> WHAT YOU ARE ASKED TO DO
Wherever the word "text" turns up in a line of the entries, copy that line.

Figure data in JSON:
::::::::
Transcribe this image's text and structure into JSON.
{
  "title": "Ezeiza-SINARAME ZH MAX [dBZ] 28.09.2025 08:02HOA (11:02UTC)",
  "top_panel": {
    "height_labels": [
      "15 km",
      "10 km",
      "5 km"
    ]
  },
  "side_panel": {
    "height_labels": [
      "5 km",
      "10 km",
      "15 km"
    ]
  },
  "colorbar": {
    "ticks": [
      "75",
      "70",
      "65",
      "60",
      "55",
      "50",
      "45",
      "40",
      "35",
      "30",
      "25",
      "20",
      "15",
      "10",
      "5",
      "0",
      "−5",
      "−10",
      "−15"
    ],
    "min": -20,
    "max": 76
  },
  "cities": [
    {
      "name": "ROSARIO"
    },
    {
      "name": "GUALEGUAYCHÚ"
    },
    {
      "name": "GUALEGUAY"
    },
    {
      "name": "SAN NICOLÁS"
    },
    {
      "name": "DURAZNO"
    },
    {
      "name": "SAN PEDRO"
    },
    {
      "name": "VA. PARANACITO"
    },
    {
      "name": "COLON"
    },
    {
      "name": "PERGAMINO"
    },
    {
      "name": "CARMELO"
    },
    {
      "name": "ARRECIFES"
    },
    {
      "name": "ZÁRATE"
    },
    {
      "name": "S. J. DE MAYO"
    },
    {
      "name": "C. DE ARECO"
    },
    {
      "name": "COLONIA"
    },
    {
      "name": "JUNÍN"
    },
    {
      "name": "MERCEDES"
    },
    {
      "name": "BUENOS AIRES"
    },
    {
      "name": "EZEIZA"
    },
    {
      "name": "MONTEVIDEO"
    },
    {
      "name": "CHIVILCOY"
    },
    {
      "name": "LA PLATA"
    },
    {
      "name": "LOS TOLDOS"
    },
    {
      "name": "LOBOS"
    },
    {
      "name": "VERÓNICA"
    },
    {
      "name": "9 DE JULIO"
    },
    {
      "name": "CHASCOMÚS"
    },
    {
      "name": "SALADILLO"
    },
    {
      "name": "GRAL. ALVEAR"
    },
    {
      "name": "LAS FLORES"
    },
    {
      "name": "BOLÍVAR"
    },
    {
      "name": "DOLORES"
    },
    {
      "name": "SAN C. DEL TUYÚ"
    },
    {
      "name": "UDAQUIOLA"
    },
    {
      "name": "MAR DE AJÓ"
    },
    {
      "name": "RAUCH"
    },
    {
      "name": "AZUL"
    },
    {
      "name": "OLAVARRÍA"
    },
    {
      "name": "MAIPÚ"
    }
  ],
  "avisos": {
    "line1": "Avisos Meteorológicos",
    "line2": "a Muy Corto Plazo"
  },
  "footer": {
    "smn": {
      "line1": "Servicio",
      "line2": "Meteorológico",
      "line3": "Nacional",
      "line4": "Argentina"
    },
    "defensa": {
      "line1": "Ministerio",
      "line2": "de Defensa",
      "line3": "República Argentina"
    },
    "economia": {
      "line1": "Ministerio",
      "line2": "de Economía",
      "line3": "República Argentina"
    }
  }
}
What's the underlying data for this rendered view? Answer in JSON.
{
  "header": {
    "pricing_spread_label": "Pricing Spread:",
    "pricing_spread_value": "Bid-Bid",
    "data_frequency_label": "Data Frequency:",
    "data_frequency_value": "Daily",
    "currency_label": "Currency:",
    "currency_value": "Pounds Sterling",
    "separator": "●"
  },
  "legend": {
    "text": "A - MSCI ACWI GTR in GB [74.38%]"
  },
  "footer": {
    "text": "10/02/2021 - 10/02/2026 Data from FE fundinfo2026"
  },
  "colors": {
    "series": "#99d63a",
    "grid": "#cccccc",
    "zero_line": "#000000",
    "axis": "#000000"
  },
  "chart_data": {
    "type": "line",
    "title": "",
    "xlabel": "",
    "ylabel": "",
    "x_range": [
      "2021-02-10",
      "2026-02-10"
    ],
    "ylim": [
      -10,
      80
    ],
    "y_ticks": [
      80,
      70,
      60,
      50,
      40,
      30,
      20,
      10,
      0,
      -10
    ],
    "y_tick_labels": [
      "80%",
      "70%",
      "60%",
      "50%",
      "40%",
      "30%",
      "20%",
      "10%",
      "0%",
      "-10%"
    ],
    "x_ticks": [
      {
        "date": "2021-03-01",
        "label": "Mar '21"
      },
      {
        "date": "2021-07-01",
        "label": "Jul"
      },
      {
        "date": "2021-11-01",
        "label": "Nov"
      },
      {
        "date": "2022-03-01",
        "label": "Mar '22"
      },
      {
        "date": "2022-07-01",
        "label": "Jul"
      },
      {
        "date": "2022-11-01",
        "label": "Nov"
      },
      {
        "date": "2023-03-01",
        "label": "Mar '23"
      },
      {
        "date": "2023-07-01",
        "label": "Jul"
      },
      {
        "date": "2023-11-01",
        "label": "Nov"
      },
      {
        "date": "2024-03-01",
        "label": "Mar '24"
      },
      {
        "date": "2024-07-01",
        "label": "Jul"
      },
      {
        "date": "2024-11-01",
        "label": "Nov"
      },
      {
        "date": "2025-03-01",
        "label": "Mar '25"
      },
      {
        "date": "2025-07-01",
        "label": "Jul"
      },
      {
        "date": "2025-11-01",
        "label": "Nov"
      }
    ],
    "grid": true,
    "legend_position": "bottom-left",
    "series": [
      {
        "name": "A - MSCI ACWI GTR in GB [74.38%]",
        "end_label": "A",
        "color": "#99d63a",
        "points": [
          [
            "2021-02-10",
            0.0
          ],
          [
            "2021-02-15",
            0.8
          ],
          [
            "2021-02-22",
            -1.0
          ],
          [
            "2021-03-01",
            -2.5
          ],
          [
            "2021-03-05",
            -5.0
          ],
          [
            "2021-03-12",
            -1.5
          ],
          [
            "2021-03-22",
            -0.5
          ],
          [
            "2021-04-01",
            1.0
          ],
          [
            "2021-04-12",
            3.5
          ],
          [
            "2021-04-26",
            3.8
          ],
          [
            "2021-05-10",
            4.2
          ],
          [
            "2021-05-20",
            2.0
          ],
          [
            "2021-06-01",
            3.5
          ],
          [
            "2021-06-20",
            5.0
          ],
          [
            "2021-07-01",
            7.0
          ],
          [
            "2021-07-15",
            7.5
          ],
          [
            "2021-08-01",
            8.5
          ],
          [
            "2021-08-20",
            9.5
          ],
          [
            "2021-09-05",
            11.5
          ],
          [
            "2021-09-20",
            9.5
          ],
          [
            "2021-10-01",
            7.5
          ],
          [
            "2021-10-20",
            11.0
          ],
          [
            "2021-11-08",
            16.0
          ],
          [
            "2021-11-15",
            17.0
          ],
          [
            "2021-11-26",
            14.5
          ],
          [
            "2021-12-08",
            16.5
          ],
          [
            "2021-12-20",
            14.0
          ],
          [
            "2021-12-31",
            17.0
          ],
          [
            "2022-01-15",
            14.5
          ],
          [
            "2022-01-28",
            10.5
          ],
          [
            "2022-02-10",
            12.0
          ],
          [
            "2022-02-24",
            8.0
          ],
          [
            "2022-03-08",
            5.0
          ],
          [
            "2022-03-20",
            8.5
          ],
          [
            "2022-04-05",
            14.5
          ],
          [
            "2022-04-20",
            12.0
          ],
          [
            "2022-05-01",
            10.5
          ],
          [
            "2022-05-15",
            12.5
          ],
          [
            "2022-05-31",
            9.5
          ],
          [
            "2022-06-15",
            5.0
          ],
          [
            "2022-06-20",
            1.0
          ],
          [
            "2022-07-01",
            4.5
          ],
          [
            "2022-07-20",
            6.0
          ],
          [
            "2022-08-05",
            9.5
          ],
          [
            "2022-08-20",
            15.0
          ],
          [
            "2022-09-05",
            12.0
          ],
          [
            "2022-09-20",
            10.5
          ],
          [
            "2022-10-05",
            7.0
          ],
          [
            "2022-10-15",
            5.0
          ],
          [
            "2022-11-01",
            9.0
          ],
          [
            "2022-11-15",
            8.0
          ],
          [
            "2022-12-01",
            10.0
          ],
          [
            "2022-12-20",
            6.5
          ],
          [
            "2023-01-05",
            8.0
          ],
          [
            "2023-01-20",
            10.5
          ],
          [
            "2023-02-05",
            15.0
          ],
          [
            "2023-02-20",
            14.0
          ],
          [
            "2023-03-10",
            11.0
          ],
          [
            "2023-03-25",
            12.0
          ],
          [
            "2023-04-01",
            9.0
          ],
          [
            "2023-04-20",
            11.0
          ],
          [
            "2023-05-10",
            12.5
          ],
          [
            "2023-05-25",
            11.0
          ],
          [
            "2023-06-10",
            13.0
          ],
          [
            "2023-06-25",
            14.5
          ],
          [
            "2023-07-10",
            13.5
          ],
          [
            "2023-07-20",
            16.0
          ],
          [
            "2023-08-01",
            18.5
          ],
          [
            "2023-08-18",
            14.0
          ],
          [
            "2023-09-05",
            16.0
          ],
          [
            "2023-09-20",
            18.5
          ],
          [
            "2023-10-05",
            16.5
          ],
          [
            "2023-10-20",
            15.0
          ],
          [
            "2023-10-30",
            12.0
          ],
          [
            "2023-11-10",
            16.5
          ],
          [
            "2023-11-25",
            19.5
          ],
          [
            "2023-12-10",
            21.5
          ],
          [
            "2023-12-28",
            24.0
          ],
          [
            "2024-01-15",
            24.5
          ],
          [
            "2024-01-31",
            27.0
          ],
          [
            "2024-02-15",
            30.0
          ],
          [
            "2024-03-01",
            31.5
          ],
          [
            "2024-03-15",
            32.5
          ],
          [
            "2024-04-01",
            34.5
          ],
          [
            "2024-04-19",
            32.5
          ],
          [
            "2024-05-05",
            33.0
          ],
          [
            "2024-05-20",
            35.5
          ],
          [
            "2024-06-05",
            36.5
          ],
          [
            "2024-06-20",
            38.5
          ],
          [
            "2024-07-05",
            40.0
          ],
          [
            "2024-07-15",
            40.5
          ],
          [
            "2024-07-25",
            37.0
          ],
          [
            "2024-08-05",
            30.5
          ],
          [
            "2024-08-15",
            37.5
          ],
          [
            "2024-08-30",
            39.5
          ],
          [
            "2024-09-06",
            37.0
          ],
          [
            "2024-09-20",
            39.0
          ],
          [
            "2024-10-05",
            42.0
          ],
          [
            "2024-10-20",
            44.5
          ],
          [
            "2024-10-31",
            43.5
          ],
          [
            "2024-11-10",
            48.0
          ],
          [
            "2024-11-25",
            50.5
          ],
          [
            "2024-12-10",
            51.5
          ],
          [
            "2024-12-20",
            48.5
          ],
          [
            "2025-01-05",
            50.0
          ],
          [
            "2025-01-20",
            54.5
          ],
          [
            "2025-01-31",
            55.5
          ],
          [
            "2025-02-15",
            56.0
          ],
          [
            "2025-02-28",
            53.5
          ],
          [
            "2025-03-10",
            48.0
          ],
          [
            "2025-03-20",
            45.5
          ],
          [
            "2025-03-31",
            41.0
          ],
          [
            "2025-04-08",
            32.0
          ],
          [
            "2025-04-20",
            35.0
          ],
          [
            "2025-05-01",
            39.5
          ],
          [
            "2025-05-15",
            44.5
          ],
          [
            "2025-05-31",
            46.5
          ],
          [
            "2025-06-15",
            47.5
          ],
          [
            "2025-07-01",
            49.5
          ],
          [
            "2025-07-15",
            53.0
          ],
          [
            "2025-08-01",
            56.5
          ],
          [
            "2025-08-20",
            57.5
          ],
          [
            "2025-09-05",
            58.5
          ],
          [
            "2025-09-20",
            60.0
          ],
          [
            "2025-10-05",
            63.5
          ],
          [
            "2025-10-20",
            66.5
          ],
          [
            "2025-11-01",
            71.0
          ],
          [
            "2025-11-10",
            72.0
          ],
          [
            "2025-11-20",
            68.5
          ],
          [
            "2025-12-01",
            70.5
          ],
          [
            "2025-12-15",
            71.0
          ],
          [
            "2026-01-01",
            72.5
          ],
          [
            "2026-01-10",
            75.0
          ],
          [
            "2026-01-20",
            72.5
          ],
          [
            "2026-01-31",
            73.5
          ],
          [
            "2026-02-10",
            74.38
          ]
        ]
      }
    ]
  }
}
::::::::
> COMPLETE RESPONSE
Transcribe this image's text and structure into JSON.
    "text": "A - MSCI ACWI GTR in GB [74.38%]"
    "text": "10/02/2021 - 10/02/2026 Data from FE fundinfo2026"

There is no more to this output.